Goal =
Can you repeat, word for word, the passage in the excerpt below on the history of the experix software, from "When the inadequacy" to "happily ever since."?

Excerpt =
* Begin *

We moved to Washington University, and over the years our data acquisition and control system evolved as it migrated from one platform to the next: first a VT100 terminal connected to the department's Digital VAX mainframe and the home-made signal averager; then a National Semiconductor single-board computer added to an Intel 8085 CPU system running CPM with CAMAC data acquisition modules; next a PC running extended DOS with a data acquisition card; and now a laptop PC running Linux with a PCMCIA card or (very recently) a USB data acquisition module. For the CAMAC system I wrote the cell poker operating program in NS32000 assembly language. For the DOS system I wrote what could be called the first version of experix, in Borland C with some inline assembly, using a stack and operator model for the command interpreter. The modern Linux-based experix system is written in C (and some assembly) for the GNU compiler.

When the inadequacy of DOS and its demise as a supported system forced me to update the platform, I dabbled in Microsoft Windows. I was quickly put off by the unavailability of information on how to write kernel modules. I knew that I needed to control everything, not rely on packages that I can't modify and which are guaranteed to become obsolete and unmaintainable. Then I found Linux, or it found me, and the program has been growing happily ever since.

I like command strings. I can't tolerate GUIs that clutter the screen with inscrutable icons which need to be equipped with more-or-less informative messages that pop up if I park the mouse there long enough. I lack the patience to search through a tree of pull-down menus when I could have typed a command in half a second. That's no way to run an experiment when you need to be thinking about the science and your sample is expiring. It may be suitable for a system that has been totally characterized and simplified to the point where it nearly all fits in one screen. It definitely does not work for a complicated, buggy home-made rig where people always want to do something I didn't think about when I wrote the software. And don't get me started on the wiring-diagram concept of data collection/analysis. It's completely inaccessible to the users and not at all a natural way to approach most of the problems that I have encountered.

* End *

Data records =
* Begin *

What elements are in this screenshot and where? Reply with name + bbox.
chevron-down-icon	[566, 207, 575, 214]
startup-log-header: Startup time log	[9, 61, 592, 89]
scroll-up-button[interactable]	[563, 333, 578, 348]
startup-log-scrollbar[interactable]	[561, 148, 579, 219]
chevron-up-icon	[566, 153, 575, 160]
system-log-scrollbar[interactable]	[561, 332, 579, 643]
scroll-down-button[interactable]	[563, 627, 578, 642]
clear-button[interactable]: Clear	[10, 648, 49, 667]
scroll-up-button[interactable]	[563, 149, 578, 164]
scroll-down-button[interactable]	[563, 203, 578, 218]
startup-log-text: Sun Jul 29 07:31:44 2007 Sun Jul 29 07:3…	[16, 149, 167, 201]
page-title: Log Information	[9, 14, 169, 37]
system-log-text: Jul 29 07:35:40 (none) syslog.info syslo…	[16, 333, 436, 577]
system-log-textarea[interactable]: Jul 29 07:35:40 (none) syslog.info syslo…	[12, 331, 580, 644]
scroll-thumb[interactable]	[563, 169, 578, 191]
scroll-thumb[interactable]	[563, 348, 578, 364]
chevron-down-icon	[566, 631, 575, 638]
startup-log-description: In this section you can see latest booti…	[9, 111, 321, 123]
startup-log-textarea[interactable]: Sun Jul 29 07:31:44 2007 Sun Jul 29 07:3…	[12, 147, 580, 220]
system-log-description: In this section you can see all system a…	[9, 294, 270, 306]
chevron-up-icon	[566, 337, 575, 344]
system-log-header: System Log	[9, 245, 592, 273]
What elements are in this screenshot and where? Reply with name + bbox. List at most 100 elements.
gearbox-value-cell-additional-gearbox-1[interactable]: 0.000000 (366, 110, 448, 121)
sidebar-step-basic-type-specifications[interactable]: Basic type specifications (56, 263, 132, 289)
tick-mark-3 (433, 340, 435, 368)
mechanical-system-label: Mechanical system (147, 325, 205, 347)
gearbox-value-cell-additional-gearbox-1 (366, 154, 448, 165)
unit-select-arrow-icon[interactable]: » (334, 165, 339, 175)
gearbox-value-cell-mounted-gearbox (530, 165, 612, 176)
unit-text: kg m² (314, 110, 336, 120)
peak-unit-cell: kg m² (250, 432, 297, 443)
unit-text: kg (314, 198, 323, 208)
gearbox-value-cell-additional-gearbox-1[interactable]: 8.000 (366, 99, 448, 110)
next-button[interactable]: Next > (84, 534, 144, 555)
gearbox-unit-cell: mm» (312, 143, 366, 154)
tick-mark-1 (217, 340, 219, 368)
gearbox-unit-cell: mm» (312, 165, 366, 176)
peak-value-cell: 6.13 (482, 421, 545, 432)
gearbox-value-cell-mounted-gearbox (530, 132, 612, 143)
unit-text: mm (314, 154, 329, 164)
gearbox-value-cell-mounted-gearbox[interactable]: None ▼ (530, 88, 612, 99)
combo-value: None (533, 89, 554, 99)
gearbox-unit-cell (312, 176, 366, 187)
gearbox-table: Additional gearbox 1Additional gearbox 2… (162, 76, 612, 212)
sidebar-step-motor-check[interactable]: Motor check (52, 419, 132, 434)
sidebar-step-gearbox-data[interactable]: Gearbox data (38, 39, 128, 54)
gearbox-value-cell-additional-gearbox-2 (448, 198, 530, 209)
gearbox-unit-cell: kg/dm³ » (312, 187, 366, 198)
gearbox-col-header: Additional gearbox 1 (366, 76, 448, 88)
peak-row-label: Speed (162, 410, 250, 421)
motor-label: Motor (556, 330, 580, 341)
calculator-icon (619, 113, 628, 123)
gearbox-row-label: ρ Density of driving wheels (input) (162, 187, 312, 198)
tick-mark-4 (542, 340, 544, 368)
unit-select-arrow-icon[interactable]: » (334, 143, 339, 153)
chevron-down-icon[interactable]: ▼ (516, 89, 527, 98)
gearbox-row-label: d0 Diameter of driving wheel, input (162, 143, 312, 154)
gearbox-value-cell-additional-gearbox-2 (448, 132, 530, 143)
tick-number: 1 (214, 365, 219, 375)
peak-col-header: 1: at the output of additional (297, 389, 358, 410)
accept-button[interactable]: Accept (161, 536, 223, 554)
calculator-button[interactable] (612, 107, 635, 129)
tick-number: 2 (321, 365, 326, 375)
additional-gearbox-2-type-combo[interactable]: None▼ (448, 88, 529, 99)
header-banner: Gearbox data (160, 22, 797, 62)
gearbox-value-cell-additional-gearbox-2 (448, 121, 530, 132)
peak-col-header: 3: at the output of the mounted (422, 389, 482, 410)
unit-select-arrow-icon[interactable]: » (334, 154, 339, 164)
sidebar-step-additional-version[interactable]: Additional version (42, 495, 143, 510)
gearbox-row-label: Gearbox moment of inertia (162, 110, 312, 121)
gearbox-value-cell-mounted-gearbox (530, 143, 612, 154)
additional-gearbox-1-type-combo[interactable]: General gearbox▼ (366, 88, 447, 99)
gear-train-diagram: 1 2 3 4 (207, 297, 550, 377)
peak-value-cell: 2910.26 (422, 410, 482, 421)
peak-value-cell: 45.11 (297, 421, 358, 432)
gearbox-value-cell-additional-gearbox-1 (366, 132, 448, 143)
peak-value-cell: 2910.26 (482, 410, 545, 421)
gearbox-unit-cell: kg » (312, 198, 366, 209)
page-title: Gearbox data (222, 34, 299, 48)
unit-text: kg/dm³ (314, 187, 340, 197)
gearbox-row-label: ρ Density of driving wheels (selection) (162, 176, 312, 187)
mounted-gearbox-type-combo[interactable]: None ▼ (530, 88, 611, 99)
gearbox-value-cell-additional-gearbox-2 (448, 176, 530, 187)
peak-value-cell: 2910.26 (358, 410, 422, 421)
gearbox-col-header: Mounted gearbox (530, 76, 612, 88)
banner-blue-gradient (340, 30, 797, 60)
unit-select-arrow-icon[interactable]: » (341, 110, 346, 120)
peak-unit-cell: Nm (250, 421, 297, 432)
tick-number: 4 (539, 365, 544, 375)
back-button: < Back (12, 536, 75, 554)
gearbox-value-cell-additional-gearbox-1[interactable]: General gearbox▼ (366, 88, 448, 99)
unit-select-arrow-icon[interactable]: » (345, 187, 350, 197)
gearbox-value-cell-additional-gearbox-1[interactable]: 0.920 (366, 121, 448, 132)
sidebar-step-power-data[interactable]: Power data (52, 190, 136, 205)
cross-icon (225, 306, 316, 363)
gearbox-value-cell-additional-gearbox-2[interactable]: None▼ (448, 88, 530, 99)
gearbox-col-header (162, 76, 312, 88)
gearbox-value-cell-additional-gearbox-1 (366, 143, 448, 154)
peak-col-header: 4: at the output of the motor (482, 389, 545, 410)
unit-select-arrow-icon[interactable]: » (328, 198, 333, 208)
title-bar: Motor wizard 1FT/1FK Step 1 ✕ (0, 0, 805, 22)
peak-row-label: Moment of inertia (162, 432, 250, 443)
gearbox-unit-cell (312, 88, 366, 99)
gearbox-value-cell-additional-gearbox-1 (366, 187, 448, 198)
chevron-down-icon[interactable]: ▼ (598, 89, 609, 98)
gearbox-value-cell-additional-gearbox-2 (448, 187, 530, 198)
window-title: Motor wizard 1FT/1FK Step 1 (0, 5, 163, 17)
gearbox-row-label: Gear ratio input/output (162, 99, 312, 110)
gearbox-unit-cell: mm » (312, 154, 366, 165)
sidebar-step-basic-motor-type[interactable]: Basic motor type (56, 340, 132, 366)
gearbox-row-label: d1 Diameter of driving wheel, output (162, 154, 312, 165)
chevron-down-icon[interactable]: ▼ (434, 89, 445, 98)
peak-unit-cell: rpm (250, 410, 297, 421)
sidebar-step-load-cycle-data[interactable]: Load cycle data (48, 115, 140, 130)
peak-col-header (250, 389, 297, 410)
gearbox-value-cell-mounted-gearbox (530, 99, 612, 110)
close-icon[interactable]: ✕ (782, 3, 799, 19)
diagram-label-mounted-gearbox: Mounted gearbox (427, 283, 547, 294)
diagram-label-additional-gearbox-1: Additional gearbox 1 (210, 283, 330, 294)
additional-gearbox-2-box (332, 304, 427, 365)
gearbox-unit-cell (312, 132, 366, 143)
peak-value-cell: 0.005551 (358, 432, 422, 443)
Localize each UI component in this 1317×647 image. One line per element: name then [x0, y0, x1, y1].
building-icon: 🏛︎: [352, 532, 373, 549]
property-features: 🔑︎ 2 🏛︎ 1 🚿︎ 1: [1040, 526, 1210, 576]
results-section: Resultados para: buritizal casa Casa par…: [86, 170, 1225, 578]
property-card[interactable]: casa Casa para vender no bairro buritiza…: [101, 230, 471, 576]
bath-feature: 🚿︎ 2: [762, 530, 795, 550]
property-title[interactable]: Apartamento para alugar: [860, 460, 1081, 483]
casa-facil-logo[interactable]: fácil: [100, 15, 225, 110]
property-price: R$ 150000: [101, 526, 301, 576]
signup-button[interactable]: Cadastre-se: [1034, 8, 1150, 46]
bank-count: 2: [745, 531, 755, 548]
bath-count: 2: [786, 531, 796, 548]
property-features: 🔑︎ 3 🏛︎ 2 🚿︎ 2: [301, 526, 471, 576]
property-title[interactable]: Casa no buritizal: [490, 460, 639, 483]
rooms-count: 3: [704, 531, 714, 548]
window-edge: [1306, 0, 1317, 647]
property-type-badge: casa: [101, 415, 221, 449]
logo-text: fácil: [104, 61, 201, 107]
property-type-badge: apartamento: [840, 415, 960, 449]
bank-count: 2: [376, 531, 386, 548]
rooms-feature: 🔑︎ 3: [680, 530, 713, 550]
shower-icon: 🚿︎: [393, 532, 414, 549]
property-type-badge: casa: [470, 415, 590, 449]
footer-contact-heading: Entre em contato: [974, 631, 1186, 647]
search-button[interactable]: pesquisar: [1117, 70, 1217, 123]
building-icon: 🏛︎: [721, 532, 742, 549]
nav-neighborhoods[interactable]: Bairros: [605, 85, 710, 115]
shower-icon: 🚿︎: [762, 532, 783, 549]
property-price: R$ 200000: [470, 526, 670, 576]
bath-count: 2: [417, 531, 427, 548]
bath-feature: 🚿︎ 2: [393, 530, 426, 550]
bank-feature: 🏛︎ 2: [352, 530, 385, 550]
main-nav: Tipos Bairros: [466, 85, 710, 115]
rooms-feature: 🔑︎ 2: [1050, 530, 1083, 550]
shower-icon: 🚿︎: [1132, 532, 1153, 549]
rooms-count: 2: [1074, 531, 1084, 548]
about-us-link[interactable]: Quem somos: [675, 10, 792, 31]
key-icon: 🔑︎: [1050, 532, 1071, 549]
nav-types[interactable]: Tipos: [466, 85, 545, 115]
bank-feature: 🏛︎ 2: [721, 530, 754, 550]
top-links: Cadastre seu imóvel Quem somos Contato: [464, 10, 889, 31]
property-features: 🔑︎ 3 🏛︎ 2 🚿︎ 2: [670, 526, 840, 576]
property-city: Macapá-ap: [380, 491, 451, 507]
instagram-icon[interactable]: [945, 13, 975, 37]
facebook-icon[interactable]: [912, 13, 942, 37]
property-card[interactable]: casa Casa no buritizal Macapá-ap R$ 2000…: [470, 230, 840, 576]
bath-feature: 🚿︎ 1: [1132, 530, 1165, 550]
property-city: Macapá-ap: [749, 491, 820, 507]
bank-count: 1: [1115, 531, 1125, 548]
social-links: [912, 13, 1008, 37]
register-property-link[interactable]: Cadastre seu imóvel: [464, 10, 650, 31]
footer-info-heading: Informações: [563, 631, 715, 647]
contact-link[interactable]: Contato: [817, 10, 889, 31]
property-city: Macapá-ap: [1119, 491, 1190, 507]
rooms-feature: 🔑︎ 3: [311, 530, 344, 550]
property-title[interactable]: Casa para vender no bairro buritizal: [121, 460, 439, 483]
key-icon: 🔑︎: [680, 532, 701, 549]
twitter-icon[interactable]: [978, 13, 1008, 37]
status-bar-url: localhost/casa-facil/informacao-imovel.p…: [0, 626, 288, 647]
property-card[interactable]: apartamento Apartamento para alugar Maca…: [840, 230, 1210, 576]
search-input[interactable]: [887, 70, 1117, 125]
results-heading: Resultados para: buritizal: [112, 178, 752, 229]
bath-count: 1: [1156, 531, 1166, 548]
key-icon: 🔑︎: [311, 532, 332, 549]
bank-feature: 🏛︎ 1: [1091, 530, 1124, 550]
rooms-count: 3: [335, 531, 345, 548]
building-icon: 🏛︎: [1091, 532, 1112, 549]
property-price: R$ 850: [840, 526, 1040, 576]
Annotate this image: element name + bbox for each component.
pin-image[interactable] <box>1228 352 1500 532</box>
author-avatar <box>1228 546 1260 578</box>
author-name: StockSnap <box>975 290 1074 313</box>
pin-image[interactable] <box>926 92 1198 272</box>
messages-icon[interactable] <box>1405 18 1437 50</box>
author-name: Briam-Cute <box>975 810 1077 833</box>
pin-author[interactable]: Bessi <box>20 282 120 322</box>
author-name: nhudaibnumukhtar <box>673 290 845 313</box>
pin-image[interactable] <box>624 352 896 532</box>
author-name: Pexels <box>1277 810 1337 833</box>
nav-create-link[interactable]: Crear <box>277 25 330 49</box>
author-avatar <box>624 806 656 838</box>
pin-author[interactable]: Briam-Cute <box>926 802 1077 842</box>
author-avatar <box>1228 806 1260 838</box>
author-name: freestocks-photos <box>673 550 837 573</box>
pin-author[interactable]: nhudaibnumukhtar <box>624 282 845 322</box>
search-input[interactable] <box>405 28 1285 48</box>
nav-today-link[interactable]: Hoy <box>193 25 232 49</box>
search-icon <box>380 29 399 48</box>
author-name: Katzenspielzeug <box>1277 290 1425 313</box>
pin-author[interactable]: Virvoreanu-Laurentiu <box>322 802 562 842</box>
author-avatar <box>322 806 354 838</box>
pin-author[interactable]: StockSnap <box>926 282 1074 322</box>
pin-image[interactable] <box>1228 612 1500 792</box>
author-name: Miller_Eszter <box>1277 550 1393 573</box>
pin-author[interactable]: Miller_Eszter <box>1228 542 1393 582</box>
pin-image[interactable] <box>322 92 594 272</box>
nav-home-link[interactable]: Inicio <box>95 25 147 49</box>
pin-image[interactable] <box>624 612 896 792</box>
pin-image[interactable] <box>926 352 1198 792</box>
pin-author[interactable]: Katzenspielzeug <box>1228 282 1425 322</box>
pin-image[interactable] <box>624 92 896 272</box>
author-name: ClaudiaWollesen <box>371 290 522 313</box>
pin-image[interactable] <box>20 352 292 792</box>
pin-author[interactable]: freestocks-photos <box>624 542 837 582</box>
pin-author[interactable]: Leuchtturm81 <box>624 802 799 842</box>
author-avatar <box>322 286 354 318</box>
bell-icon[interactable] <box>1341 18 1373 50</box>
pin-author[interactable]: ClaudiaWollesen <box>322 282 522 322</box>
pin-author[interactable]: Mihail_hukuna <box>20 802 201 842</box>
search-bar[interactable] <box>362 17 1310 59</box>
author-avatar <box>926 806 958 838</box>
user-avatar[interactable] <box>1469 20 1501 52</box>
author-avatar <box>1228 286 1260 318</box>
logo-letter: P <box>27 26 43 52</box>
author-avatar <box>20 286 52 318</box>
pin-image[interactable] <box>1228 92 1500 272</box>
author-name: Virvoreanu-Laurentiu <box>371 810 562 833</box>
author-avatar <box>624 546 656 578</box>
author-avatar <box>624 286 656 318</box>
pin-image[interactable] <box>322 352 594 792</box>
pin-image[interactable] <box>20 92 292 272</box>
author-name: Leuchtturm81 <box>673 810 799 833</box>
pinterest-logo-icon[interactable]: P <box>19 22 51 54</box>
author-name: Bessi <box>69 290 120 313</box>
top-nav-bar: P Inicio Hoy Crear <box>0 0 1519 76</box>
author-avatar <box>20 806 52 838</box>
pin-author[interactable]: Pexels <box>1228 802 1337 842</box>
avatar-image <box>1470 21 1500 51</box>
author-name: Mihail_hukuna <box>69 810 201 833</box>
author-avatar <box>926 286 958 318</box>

* End *

Task solution =
When the inadequacy of DOS and its demise as a supported system forced me to update the platform, I dabbled in Microsoft Windows. I was quickly put off by the unavailability of information on how to write kernel modules. I knew that I needed to control everything, not rely on packages that I can't modify and which are guaranteed to become obsolete and unmaintainable. Then I found Linux, or it found me, and the program has been growing happily ever since.